>>>>>

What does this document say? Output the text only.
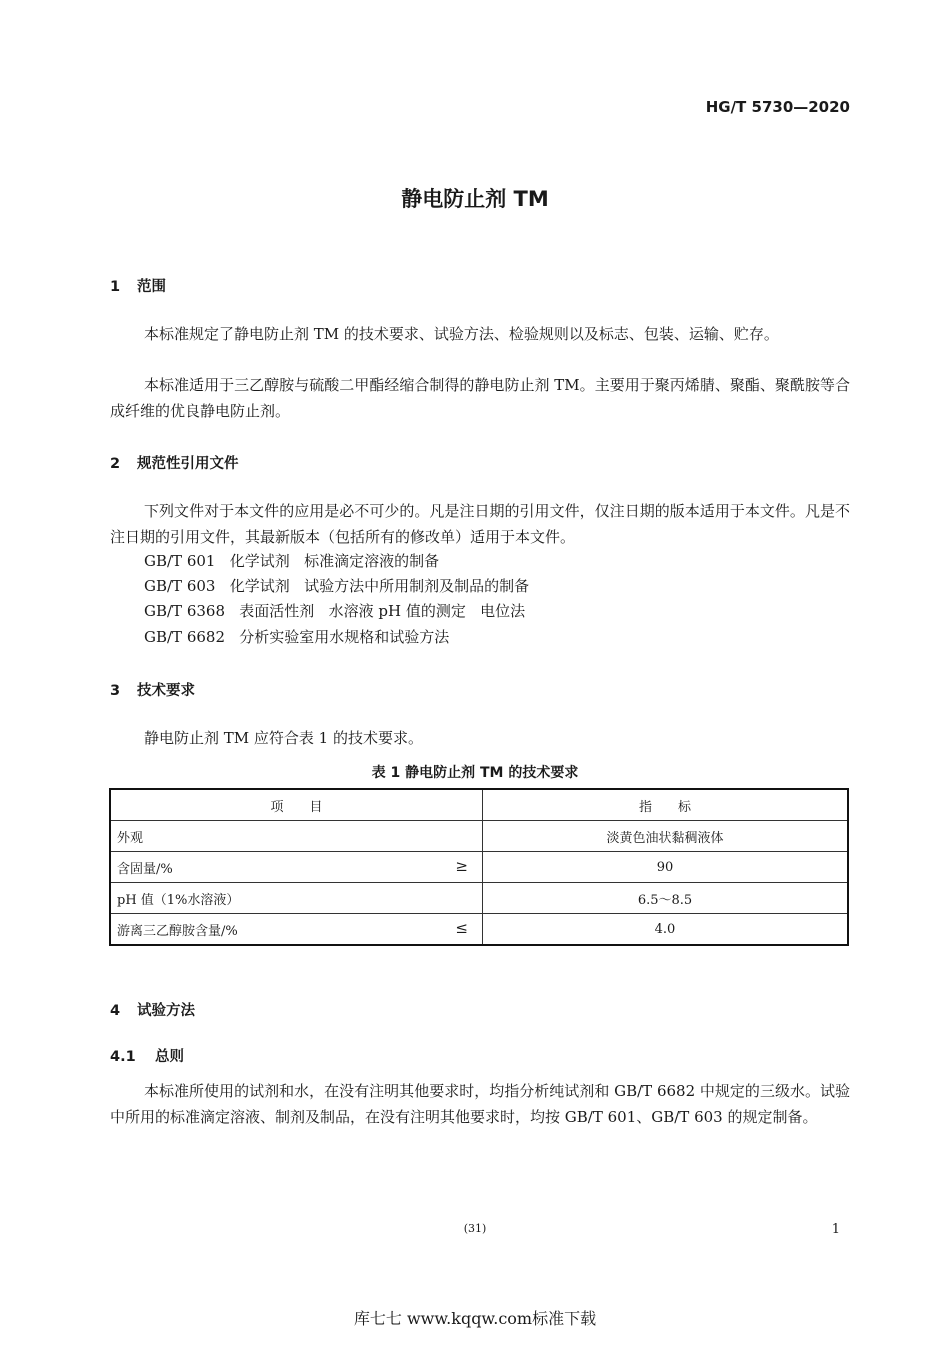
HG/T 5730—2020
静电防止剂 TM
1 范围
本标准规定了静电防止剂 TM 的技术要求、试验方法、检验规则以及标志、包装、运输、贮存。
本标准适用于三乙醇胺与硫酸二甲酯经缩合制得的静电防止剂 TM。主要用于聚丙烯腈、聚酯、聚酰胺等合成纤维的优良静电防止剂。
2 规范性引用文件
下列文件对于本文件的应用是必不可少的。凡是注日期的引用文件，仅注日期的版本适用于本文件。凡是不注日期的引用文件，其最新版本（包括所有的修改单）适用于本文件。
GB/T 601   化学试剂   标准滴定溶液的制备
GB/T 603   化学试剂   试验方法中所用制剂及制品的制备
GB/T 6368   表面活性剂   水溶液 pH 值的测定   电位法
GB/T 6682   分析实验室用水规格和试验方法
3 技术要求
静电防止剂 TM 应符合表 1 的技术要求。
表 1 静电防止剂 TM 的技术要求
项　　目	指　　标
外观	淡黄色油状黏稠液体
含固量/% ≥	90
pH 值（1%水溶液）	6.5～8.5
游离三乙醇胺含量/% ≤	4.0
4 试验方法
4.1 总则
本标准所使用的试剂和水，在没有注明其他要求时，均指分析纯试剂和 GB/T 6682 中规定的三级水。试验中所用的标准滴定溶液、制剂及制品，在没有注明其他要求时，均按 GB/T 601、GB/T 603 的规定制备。
(31)	1
库七七 www.kqqw.com标准下载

<<<<<

Aim of the exercise:
Each entry should be repeated exactly as it appears; the pictures stay out.

Output:
What does this document say? Output the text only.
HG/T 5730—2020
静电防止剂 TM
1 范围
本标准规定了静电防止剂 TM 的技术要求、试验方法、检验规则以及标志、包装、运输、贮存。
本标准适用于三乙醇胺与硫酸二甲酯经缩合制得的静电防止剂 TM。主要用于聚丙烯腈、聚酯、聚酰胺等合成纤维的优良静电防止剂。
2 规范性引用文件
下列文件对于本文件的应用是必不可少的。凡是注日期的引用文件，仅注日期的版本适用于本文件。凡是不注日期的引用文件，其最新版本（包括所有的修改单）适用于本文件。
GB/T 601   化学试剂   标准滴定溶液的制备
GB/T 603   化学试剂   试验方法中所用制剂及制品的制备
GB/T 6368   表面活性剂   水溶液 pH 值的测定   电位法
GB/T 6682   分析实验室用水规格和试验方法
3 技术要求
静电防止剂 TM 应符合表 1 的技术要求。
表 1 静电防止剂 TM 的技术要求
项　　目	指　　标
外观	淡黄色油状黏稠液体
含固量/% ≥	90
pH 值（1%水溶液）	6.5～8.5
游离三乙醇胺含量/% ≤	4.0
4 试验方法
4.1 总则
本标准所使用的试剂和水，在没有注明其他要求时，均指分析纯试剂和 GB/T 6682 中规定的三级水。试验中所用的标准滴定溶液、制剂及制品，在没有注明其他要求时，均按 GB/T 601、GB/T 603 的规定制备。
(31)	1
库七七 www.kqqw.com标准下载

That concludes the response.